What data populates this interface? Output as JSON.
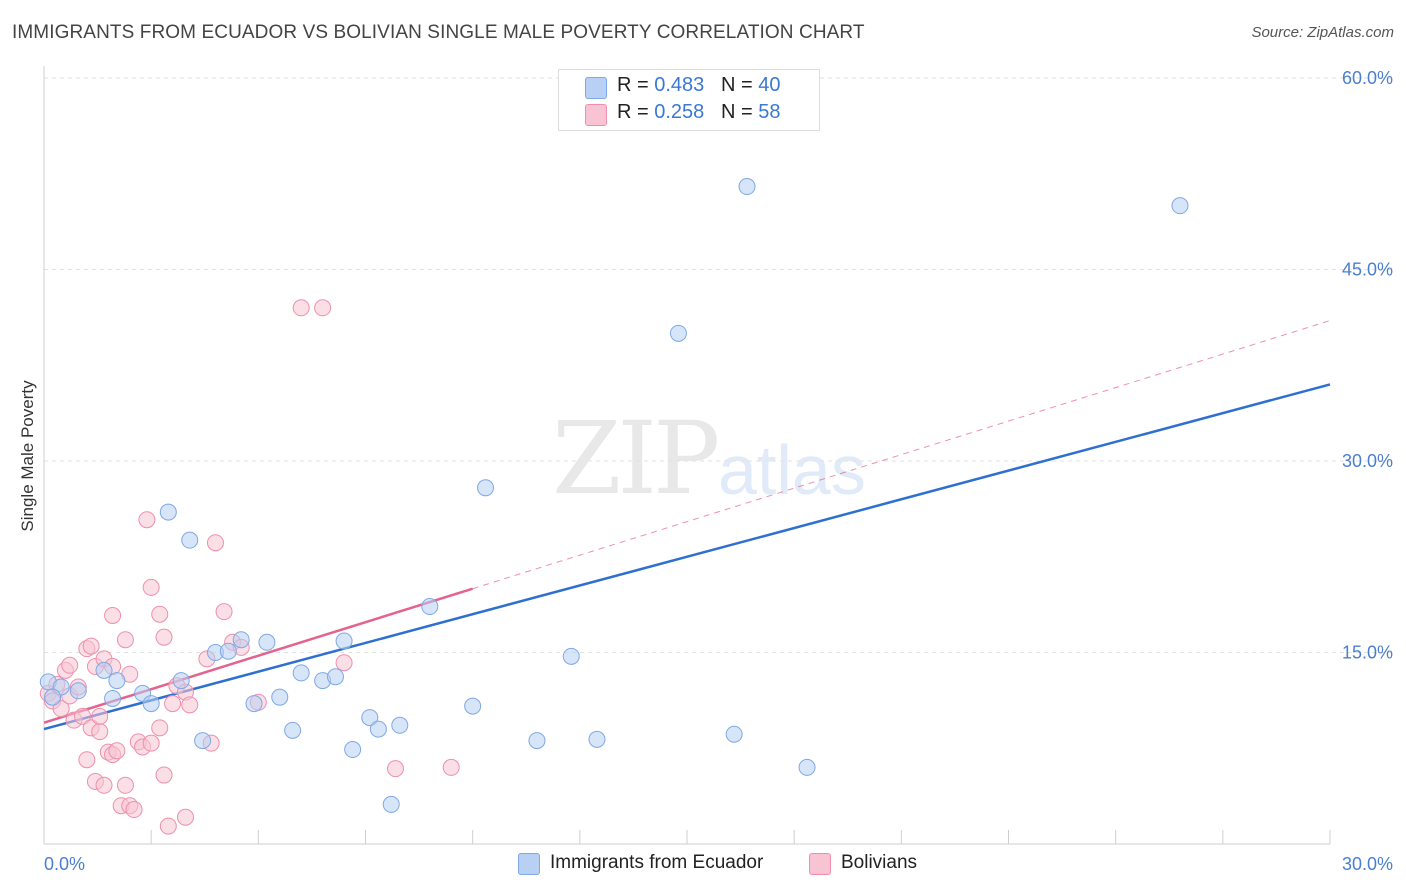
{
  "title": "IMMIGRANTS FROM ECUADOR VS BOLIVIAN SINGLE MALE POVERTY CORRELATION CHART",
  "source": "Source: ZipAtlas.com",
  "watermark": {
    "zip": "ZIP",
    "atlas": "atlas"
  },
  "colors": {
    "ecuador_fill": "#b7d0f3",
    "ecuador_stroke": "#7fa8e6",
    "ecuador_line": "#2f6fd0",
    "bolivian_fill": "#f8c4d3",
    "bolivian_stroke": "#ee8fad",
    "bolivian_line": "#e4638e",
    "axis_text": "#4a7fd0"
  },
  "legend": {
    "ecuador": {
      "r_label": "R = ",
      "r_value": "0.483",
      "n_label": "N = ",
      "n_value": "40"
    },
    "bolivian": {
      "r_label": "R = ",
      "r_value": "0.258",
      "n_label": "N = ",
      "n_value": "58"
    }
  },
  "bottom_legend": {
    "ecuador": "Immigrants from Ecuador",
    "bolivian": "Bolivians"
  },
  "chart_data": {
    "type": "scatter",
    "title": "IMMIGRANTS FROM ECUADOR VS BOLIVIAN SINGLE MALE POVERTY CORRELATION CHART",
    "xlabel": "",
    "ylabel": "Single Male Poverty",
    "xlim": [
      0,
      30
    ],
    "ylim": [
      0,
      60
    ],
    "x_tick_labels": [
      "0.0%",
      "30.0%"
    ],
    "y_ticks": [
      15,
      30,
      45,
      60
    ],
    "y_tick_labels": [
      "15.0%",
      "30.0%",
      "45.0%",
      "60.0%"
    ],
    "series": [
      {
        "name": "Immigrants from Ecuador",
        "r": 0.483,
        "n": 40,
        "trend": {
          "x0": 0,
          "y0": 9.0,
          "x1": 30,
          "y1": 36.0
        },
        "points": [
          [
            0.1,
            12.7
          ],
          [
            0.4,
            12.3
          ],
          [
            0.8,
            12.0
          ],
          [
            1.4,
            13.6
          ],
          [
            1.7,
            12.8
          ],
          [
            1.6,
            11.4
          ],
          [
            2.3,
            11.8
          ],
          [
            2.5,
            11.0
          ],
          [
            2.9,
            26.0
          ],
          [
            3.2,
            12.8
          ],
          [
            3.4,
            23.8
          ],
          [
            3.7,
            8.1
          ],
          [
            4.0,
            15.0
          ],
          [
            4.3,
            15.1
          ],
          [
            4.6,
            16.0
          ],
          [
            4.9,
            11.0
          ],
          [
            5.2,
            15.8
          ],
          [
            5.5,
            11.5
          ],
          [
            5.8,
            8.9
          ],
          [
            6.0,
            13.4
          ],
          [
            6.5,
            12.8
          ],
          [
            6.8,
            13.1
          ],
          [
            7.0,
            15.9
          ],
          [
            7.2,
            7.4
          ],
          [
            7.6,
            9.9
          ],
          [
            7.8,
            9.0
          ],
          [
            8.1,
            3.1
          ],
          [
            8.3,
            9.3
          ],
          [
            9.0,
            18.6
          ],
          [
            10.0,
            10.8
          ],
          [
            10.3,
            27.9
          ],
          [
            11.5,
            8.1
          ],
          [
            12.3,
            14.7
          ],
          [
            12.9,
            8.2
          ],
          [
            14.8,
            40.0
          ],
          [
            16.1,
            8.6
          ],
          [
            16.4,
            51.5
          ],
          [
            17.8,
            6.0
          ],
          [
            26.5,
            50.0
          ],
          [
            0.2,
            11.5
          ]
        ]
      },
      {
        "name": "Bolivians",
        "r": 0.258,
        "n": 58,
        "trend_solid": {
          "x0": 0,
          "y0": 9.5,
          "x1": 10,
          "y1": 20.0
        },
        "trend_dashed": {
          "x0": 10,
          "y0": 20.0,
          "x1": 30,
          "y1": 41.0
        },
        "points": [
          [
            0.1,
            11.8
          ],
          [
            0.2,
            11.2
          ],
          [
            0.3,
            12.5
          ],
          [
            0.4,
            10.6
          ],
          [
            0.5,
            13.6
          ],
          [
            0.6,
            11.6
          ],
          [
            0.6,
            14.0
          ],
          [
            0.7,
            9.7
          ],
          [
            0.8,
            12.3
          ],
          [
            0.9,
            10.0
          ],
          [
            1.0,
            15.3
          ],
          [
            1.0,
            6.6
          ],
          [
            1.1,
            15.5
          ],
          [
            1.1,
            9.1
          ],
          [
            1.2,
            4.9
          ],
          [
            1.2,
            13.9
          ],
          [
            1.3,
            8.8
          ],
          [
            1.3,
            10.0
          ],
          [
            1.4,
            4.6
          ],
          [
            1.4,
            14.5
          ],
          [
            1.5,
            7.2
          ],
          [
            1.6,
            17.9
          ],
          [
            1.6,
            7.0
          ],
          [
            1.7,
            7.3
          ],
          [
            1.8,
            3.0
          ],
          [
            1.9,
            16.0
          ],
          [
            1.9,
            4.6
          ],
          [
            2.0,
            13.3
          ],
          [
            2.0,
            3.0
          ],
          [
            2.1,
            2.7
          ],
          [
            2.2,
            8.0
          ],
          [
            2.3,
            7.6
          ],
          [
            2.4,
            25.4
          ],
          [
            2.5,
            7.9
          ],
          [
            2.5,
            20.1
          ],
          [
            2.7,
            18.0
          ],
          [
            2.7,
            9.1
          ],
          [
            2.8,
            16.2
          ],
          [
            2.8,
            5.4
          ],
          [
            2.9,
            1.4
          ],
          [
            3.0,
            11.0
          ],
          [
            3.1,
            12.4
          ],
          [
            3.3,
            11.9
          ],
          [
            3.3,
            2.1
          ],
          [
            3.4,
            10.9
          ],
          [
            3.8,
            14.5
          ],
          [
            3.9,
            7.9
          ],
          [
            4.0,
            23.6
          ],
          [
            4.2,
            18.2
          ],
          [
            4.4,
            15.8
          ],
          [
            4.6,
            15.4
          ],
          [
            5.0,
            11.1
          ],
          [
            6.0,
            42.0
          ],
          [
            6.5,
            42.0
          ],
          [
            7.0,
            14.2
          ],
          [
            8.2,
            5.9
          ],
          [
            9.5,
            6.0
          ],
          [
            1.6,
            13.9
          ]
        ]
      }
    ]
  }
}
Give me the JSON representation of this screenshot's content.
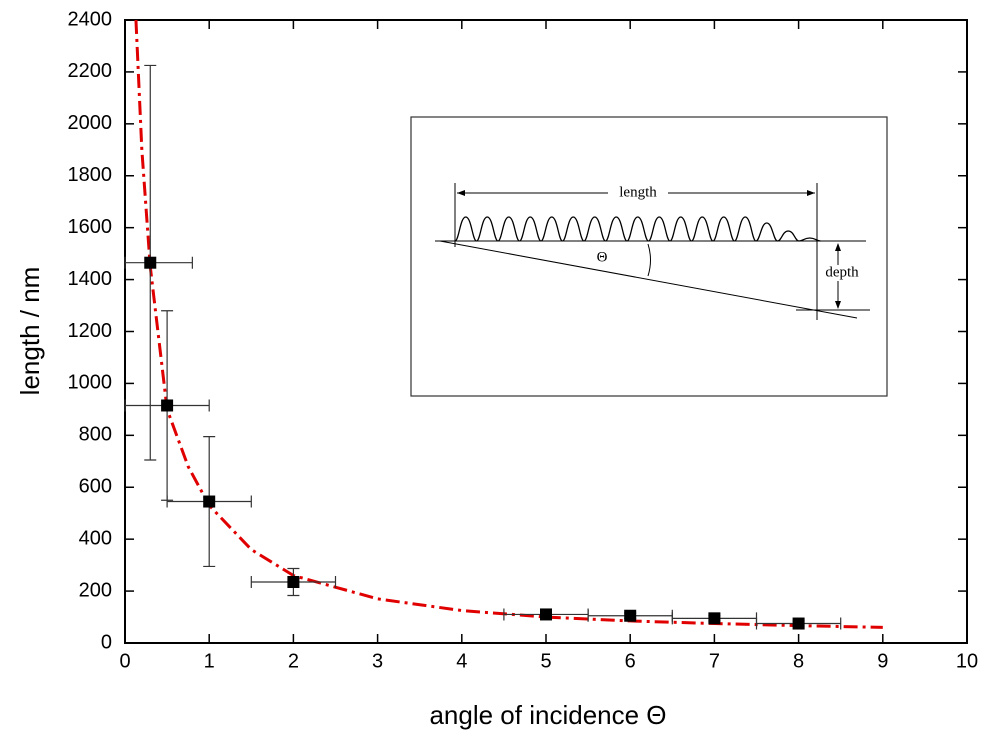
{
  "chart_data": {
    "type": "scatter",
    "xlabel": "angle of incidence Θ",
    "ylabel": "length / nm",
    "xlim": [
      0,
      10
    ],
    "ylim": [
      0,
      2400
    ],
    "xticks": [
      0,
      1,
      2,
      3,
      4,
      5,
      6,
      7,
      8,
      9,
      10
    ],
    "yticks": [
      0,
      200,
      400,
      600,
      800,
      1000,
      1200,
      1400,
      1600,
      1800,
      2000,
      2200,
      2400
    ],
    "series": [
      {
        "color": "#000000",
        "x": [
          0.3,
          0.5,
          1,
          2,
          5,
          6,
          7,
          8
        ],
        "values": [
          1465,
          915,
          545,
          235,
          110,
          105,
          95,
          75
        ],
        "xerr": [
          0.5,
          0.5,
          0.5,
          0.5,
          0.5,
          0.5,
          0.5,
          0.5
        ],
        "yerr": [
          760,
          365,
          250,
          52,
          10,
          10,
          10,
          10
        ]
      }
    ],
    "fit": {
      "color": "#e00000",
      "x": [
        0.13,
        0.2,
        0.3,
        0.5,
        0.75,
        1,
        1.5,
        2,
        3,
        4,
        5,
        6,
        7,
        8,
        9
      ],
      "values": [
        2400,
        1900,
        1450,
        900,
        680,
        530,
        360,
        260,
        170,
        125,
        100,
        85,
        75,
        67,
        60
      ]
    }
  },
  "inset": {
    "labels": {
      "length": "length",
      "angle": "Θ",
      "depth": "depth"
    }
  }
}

=====

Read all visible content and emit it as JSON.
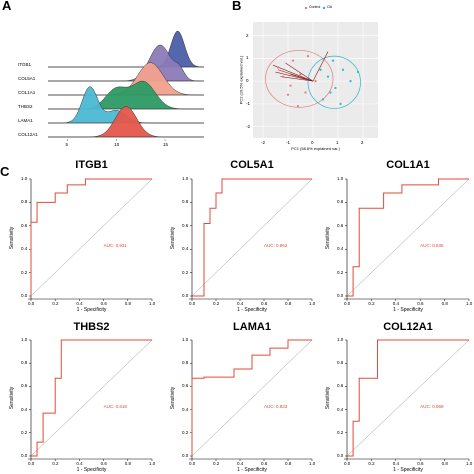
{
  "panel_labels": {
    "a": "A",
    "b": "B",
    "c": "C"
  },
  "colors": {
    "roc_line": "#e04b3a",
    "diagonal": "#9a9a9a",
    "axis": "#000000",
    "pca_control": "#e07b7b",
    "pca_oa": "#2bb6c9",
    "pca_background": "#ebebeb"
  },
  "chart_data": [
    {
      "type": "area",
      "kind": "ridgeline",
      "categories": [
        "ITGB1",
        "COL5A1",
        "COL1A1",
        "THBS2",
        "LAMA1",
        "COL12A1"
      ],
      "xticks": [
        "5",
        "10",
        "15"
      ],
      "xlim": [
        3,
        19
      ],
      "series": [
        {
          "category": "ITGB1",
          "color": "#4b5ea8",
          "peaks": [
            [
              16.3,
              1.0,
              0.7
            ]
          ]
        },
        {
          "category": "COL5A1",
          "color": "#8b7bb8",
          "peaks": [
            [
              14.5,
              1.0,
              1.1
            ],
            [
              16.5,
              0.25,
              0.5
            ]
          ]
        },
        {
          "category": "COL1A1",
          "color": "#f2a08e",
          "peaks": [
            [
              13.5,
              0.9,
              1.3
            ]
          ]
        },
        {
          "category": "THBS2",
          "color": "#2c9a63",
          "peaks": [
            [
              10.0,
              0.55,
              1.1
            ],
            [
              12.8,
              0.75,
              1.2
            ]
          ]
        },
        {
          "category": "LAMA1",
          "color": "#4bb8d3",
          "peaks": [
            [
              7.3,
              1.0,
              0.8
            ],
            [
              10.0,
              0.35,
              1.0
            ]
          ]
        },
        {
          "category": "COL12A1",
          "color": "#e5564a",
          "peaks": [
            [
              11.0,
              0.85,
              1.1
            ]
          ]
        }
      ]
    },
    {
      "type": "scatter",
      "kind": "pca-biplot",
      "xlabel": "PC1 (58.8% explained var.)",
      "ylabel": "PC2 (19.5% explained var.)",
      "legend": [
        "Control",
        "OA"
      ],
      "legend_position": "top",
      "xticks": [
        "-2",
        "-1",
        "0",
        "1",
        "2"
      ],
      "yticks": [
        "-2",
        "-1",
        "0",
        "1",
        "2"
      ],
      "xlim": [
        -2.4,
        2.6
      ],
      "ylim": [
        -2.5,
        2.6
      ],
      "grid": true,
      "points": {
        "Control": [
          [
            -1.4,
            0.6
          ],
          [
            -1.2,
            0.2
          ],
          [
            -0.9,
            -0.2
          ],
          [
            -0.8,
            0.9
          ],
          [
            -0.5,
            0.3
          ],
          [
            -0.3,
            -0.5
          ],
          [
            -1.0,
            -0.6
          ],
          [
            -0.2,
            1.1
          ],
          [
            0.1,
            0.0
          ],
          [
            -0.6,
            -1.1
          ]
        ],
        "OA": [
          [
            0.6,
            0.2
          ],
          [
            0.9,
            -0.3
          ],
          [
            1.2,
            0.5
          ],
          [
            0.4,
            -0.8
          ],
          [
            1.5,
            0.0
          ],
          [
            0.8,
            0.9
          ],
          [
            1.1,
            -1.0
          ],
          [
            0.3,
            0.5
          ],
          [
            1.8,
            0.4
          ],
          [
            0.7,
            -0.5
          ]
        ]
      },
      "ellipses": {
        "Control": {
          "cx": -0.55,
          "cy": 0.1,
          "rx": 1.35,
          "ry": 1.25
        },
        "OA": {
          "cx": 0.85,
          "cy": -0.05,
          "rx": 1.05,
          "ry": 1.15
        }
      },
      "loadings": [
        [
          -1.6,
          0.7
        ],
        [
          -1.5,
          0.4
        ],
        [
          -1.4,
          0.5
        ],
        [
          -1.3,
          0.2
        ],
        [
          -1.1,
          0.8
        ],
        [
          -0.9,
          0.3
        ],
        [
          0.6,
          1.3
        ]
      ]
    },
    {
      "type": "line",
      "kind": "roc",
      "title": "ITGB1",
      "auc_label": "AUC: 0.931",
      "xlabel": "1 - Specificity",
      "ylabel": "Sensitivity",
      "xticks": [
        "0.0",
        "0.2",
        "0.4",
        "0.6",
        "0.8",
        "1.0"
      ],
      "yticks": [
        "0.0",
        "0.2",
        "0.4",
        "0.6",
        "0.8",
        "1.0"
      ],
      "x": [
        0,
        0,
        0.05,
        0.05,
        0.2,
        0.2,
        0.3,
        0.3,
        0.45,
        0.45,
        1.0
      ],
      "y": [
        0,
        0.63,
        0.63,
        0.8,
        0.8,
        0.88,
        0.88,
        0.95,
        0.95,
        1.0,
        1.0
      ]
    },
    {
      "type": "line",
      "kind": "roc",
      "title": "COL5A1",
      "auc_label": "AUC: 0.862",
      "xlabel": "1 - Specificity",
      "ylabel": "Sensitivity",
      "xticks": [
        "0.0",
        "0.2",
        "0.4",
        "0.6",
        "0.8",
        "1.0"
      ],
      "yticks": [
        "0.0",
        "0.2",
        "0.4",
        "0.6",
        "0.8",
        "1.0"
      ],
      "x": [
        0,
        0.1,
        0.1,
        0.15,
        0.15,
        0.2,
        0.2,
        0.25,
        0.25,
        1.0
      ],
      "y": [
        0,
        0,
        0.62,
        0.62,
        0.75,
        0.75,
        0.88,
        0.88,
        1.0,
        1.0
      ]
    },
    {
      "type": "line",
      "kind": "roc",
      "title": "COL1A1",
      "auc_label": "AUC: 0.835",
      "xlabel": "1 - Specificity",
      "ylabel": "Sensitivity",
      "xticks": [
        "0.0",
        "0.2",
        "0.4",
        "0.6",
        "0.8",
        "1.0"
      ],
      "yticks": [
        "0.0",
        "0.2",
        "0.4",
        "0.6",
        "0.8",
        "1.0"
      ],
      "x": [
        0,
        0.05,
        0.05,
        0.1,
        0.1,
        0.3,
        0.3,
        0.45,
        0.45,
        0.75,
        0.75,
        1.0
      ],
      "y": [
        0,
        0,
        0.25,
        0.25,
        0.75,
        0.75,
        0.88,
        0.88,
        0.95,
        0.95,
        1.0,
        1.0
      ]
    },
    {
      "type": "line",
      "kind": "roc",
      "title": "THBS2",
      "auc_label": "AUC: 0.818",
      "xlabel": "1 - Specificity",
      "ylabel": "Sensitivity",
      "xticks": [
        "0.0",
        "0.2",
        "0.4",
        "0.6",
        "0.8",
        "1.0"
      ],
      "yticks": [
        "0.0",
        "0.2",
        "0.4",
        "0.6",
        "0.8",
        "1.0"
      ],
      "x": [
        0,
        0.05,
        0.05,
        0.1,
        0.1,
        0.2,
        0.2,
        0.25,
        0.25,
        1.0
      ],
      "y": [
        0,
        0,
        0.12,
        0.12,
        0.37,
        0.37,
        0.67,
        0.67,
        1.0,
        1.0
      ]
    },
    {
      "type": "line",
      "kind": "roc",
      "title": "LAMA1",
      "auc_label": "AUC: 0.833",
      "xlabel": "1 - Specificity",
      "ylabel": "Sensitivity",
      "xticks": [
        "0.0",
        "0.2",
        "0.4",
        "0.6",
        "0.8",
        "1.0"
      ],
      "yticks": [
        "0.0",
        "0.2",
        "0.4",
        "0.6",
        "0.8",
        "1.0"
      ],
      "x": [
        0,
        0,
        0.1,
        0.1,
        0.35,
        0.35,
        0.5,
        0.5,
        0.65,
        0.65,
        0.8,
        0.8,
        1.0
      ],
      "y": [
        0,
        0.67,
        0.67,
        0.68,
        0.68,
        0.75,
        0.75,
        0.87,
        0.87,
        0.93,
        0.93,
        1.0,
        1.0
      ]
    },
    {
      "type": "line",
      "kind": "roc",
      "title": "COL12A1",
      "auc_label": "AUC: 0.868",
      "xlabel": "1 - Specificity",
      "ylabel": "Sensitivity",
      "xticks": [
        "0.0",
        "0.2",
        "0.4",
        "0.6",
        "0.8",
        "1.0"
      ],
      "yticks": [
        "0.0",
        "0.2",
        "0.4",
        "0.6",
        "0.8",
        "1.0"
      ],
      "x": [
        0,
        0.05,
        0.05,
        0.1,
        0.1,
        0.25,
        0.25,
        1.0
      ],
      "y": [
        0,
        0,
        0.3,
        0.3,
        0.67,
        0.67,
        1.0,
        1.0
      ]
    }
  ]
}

=====

PROBLEM: Collect the lines that hold "Bolivians".

RESULT BELOW:
    "bolivian": "Bolivians"
        "name": "Bolivians",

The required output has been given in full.